### [Task objective]
In the data below, find the lines containing "endorphin" and say how many there are, nothing more.

### [Records for processing]
*** Block opens ***

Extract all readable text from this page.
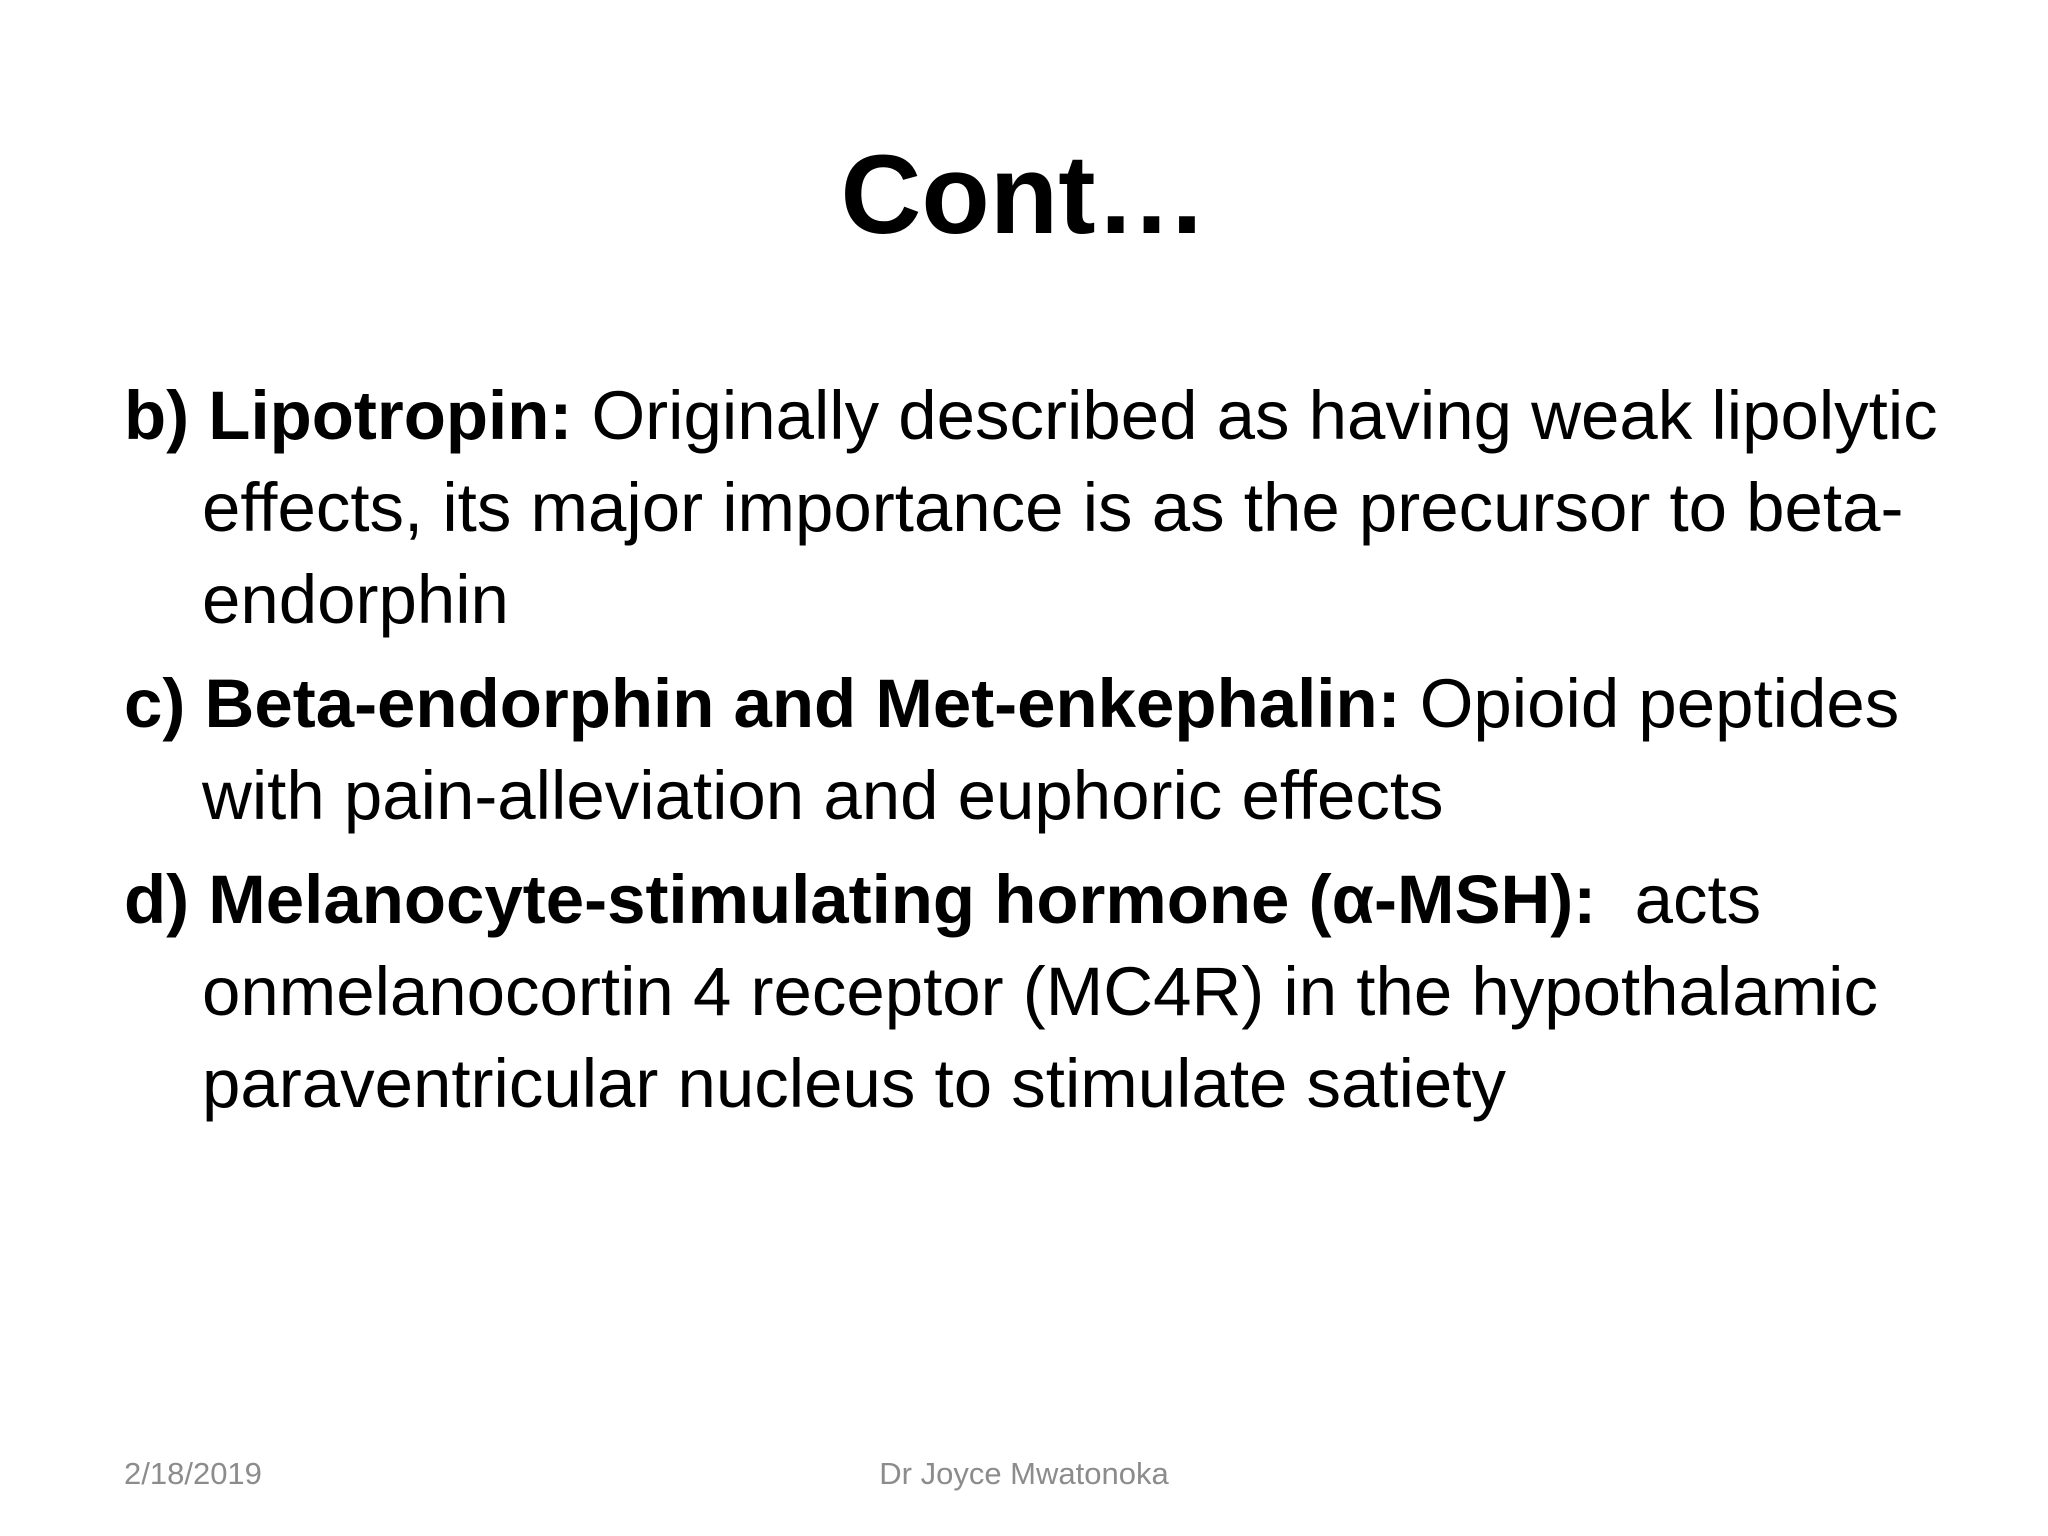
Cont…
b) Lipotropin: Originally described as having weak lipolytic effects, its major importance is as the precursor to beta-endorphin
c) Beta-endorphin and Met-enkephalin: Opioid peptides with pain-alleviation and euphoric effects
d) Melanocyte-stimulating hormone (α-MSH):  acts onmelanocortin 4 receptor (MC4R) in the hypothalamic paraventricular nucleus to stimulate satiety
2/18/2019	Dr Joyce Mwatonoka
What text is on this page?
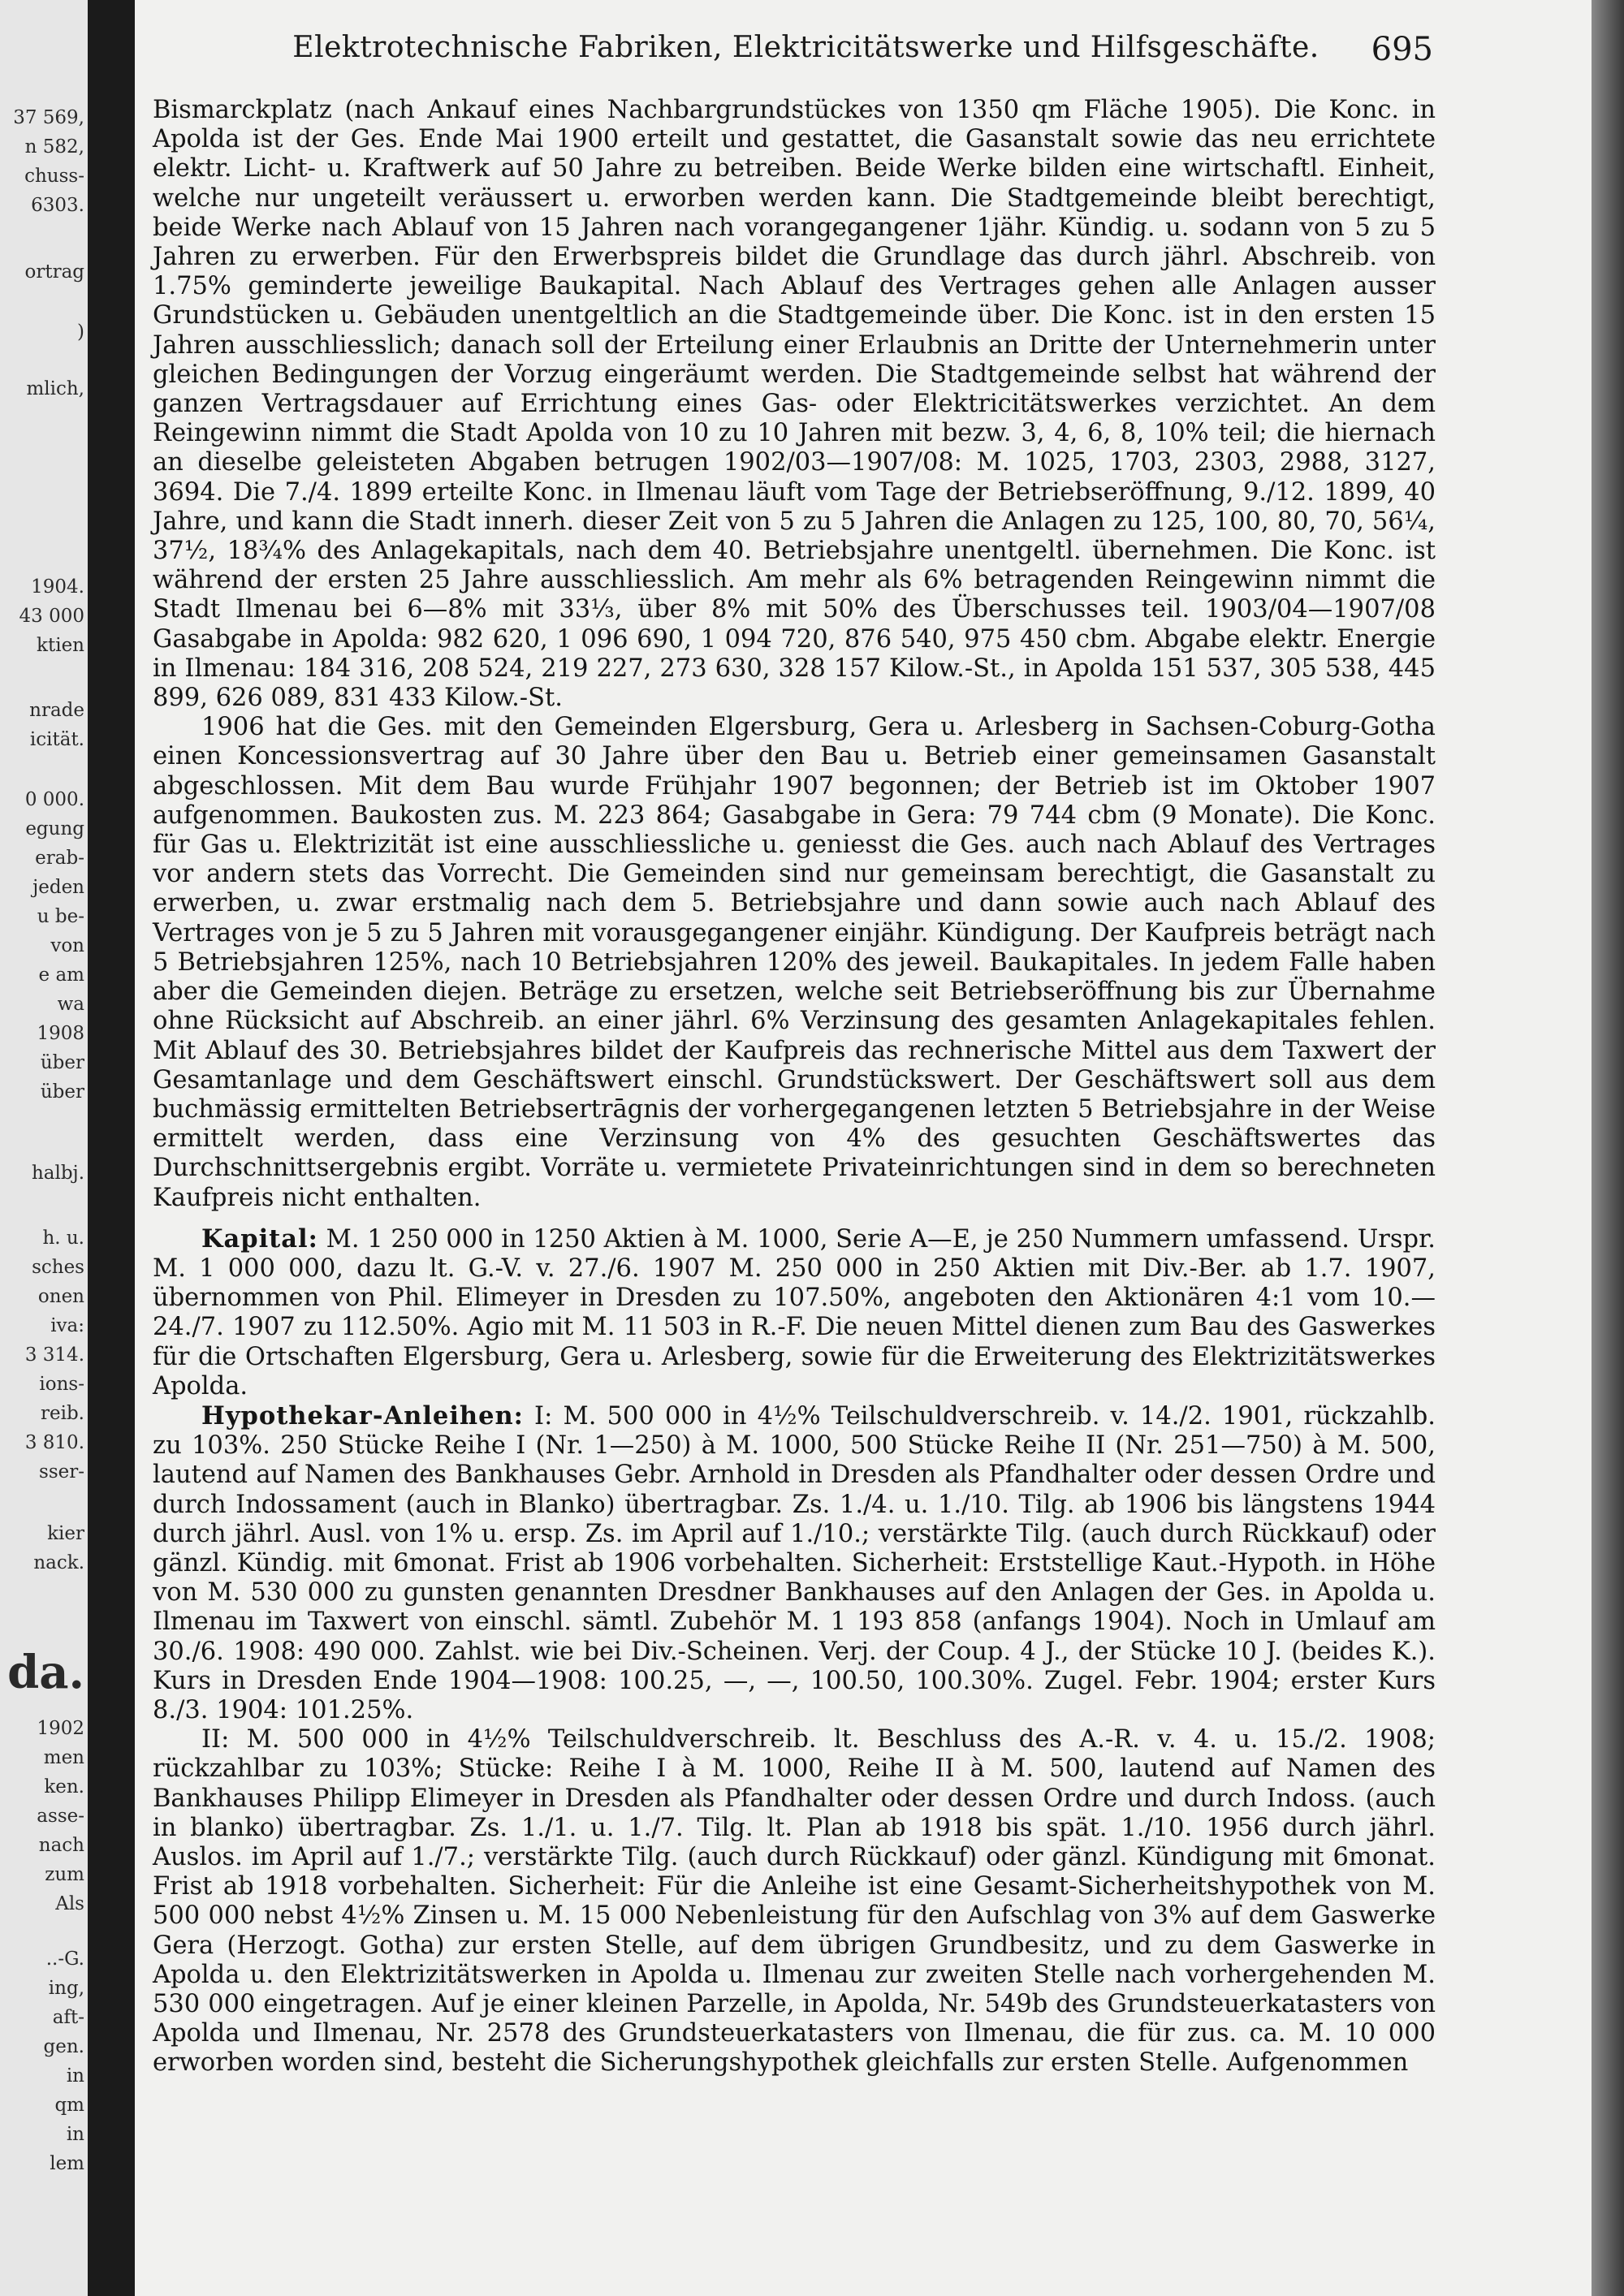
37 569,
n 582,
chuss-
6303.
ortrag
)
mlich,
1904.
43 000
ktien
nrade
icität.
0 000.
egung
erab-
jeden
u be-
von
e am
wa
1908
über
über
halbj.
h. u.
sches
onen
iva:
3 314.
ions-
reib.
3 810.
sser-
kier
nack.
da.
1902
men
ken.
asse-
nach
zum
Als
..-G.
ing,
aft-
gen.
in
qm
in
lem
Elektrotechnische Fabriken, Elektricitätswerke und Hilfsgeschäfte.	695

Bismarckplatz (nach Ankauf eines Nachbargrundstückes von 1350 qm Fläche 1905). Die Konc. in Apolda ist der Ges. Ende Mai 1900 erteilt und gestattet, die Gasanstalt sowie das neu errichtete elektr. Licht- u. Kraftwerk auf 50 Jahre zu betreiben. Beide Werke bilden eine wirtschaftl. Einheit, welche nur ungeteilt veräussert u. erworben werden kann. Die Stadtgemeinde bleibt berechtigt, beide Werke nach Ablauf von 15 Jahren nach vorangegangener 1jähr. Kündig. u. sodann von 5 zu 5 Jahren zu erwerben. Für den Erwerbspreis bildet die Grundlage das durch jährl. Abschreib. von 1.75% geminderte jeweilige Baukapital. Nach Ablauf des Vertrages gehen alle Anlagen ausser Grundstücken u. Gebäuden unentgeltlich an die Stadtgemeinde über. Die Konc. ist in den ersten 15 Jahren ausschliesslich; danach soll der Erteilung einer Erlaubnis an Dritte der Unternehmerin unter gleichen Bedingungen der Vorzug eingeräumt werden. Die Stadtgemeinde selbst hat während der ganzen Vertragsdauer auf Errichtung eines Gas- oder Elektricitätswerkes verzichtet. An dem Reingewinn nimmt die Stadt Apolda von 10 zu 10 Jahren mit bezw. 3, 4, 6, 8, 10% teil; die hiernach an dieselbe geleisteten Abgaben betrugen 1902/03—1907/08: M. 1025, 1703, 2303, 2988, 3127, 3694. Die 7./4. 1899 erteilte Konc. in Ilmenau läuft vom Tage der Betriebseröffnung, 9./12. 1899, 40 Jahre, und kann die Stadt innerh. dieser Zeit von 5 zu 5 Jahren die Anlagen zu 125, 100, 80, 70, 56¼, 37½, 18¾% des Anlagekapitals, nach dem 40. Betriebsjahre unentgeltl. übernehmen. Die Konc. ist während der ersten 25 Jahre ausschliesslich. Am mehr als 6% betragenden Reingewinn nimmt die Stadt Ilmenau bei 6—8% mit 33⅓, über 8% mit 50% des Überschusses teil. 1903/04—1907/08 Gasabgabe in Apolda: 982 620, 1 096 690, 1 094 720, 876 540, 975 450 cbm. Abgabe elektr. Energie in Ilmenau: 184 316, 208 524, 219 227, 273 630, 328 157 Kilow.-St., in Apolda 151 537, 305 538, 445 899, 626 089, 831 433 Kilow.-St.

1906 hat die Ges. mit den Gemeinden Elgersburg, Gera u. Arlesberg in Sachsen-Coburg-Gotha einen Koncessionsvertrag auf 30 Jahre über den Bau u. Betrieb einer gemeinsamen Gasanstalt abgeschlossen. Mit dem Bau wurde Frühjahr 1907 begonnen; der Betrieb ist im Oktober 1907 aufgenommen. Baukosten zus. M. 223 864; Gasabgabe in Gera: 79 744 cbm (9 Monate). Die Konc. für Gas u. Elektrizität ist eine ausschliessliche u. geniesst die Ges. auch nach Ablauf des Vertrages vor andern stets das Vorrecht. Die Gemeinden sind nur gemeinsam berechtigt, die Gasanstalt zu erwerben, u. zwar erstmalig nach dem 5. Betriebsjahre und dann sowie auch nach Ablauf des Vertrages von je 5 zu 5 Jahren mit vorausgegangener einjähr. Kündigung. Der Kaufpreis beträgt nach 5 Betriebsjahren 125%, nach 10 Betriebsjahren 120% des jeweil. Baukapitales. In jedem Falle haben aber die Gemeinden diejen. Beträge zu ersetzen, welche seit Betriebseröffnung bis zur Übernahme ohne Rücksicht auf Abschreib. an einer jährl. 6% Verzinsung des gesamten Anlagekapitales fehlen. Mit Ablauf des 30. Betriebsjahres bildet der Kaufpreis das rechnerische Mittel aus dem Taxwert der Gesamtanlage und dem Geschäftswert einschl. Grundstückswert. Der Geschäftswert soll aus dem buchmässig ermittelten Betriebsertrāgnis der vorhergegangenen letzten 5 Betriebsjahre in der Weise ermittelt werden, dass eine Verzinsung von 4% des gesuchten Geschäftswertes das Durchschnittsergebnis ergibt. Vorräte u. vermietete Privateinrichtungen sind in dem so berechneten Kaufpreis nicht enthalten.

Kapital: M. 1 250 000 in 1250 Aktien à M. 1000, Serie A—E, je 250 Nummern umfassend. Urspr. M. 1 000 000, dazu lt. G.-V. v. 27./6. 1907 M. 250 000 in 250 Aktien mit Div.-Ber. ab 1.7. 1907, übernommen von Phil. Elimeyer in Dresden zu 107.50%, angeboten den Aktionären 4:1 vom 10.—24./7. 1907 zu 112.50%. Agio mit M. 11 503 in R.-F. Die neuen Mittel dienen zum Bau des Gaswerkes für die Ortschaften Elgersburg, Gera u. Arlesberg, sowie für die Erweiterung des Elektrizitätswerkes Apolda.

Hypothekar-Anleihen: I: M. 500 000 in 4½% Teilschuldverschreib. v. 14./2. 1901, rückzahlb. zu 103%. 250 Stücke Reihe I (Nr. 1—250) à M. 1000, 500 Stücke Reihe II (Nr. 251—750) à M. 500, lautend auf Namen des Bankhauses Gebr. Arnhold in Dresden als Pfandhalter oder dessen Ordre und durch Indossament (auch in Blanko) übertragbar. Zs. 1./4. u. 1./10. Tilg. ab 1906 bis längstens 1944 durch jährl. Ausl. von 1% u. ersp. Zs. im April auf 1./10.; verstärkte Tilg. (auch durch Rückkauf) oder gänzl. Kündig. mit 6monat. Frist ab 1906 vorbehalten. Sicherheit: Erststellige Kaut.-Hypoth. in Höhe von M. 530 000 zu gunsten genannten Dresdner Bankhauses auf den Anlagen der Ges. in Apolda u. Ilmenau im Taxwert von einschl. sämtl. Zubehör M. 1 193 858 (anfangs 1904). Noch in Umlauf am 30./6. 1908: 490 000. Zahlst. wie bei Div.-Scheinen. Verj. der Coup. 4 J., der Stücke 10 J. (beides K.). Kurs in Dresden Ende 1904—1908: 100.25, —, —, 100.50, 100.30%. Zugel. Febr. 1904; erster Kurs 8./3. 1904: 101.25%.

II: M. 500 000 in 4½% Teilschuldverschreib. lt. Beschluss des A.-R. v. 4. u. 15./2. 1908; rückzahlbar zu 103%; Stücke: Reihe I à M. 1000, Reihe II à M. 500, lautend auf Namen des Bankhauses Philipp Elimeyer in Dresden als Pfandhalter oder dessen Ordre und durch Indoss. (auch in blanko) übertragbar. Zs. 1./1. u. 1./7. Tilg. lt. Plan ab 1918 bis spät. 1./10. 1956 durch jährl. Auslos. im April auf 1./7.; verstärkte Tilg. (auch durch Rückkauf) oder gänzl. Kündigung mit 6monat. Frist ab 1918 vorbehalten. Sicherheit: Für die Anleihe ist eine Gesamt-Sicherheitshypothek von M. 500 000 nebst 4½% Zinsen u. M. 15 000 Nebenleistung für den Aufschlag von 3% auf dem Gaswerke Gera (Herzogt. Gotha) zur ersten Stelle, auf dem übrigen Grundbesitz, und zu dem Gaswerke in Apolda u. den Elektrizitätswerken in Apolda u. Ilmenau zur zweiten Stelle nach vorhergehenden M. 530 000 eingetragen. Auf je einer kleinen Parzelle, in Apolda, Nr. 549b des Grundsteuerkatasters von Apolda und Ilmenau, Nr. 2578 des Grundsteuerkatasters von Ilmenau, die für zus. ca. M. 10 000 erworben worden sind, besteht die Sicherungshypothek gleichfalls zur ersten Stelle. Aufgenommen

*** Block closes ***

### [Problem solution]
2